··· SUPPLIED MATERIAL

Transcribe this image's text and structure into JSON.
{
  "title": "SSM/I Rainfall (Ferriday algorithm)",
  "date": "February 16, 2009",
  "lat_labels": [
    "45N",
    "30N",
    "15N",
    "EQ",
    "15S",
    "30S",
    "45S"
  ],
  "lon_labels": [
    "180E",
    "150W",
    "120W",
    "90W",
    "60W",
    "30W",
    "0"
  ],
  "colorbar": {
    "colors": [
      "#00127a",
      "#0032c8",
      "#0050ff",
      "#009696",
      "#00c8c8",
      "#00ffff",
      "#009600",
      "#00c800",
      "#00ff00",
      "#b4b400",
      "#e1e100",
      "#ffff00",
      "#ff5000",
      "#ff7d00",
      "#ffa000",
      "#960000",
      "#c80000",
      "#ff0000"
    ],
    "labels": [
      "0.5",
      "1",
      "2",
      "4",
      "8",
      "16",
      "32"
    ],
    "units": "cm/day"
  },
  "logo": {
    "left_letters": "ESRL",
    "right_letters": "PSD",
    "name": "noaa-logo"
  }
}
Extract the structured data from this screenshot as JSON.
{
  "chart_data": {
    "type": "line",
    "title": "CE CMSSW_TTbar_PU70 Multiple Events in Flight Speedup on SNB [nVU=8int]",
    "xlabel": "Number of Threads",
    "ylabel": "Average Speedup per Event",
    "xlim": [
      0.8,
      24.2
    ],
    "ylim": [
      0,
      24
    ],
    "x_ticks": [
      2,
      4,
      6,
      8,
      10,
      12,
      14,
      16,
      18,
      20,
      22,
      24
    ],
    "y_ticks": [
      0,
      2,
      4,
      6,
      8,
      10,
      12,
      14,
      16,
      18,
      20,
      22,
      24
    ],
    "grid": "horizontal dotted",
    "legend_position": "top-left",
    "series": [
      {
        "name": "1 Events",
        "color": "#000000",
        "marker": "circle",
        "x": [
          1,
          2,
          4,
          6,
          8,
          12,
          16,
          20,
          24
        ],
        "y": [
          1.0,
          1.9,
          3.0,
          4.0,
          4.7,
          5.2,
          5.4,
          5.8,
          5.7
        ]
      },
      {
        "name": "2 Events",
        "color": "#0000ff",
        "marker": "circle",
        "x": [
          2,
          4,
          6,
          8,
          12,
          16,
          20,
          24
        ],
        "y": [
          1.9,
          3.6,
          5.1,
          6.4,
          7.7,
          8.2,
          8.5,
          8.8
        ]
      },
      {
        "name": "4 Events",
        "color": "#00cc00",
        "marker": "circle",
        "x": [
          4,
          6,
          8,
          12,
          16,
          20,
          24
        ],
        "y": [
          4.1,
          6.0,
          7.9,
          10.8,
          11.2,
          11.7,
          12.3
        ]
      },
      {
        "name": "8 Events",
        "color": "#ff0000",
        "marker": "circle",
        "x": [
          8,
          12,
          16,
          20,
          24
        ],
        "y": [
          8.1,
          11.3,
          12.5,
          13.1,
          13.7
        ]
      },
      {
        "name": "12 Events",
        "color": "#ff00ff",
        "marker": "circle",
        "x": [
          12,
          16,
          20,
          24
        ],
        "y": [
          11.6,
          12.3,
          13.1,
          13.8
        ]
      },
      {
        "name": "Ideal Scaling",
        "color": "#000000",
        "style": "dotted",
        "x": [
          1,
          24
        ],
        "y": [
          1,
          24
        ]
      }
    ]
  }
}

······

TASK TO CARRY OUT
Go through the records and show every line with the string "name" in it.

TASK SOLUTION
    "name": "noaa-logo"
        "name": "1 Events",
        "name": "2 Events",
        "name": "4 Events",
        "name": "8 Events",
        "name": "12 Events",
        "name": "Ideal Scaling",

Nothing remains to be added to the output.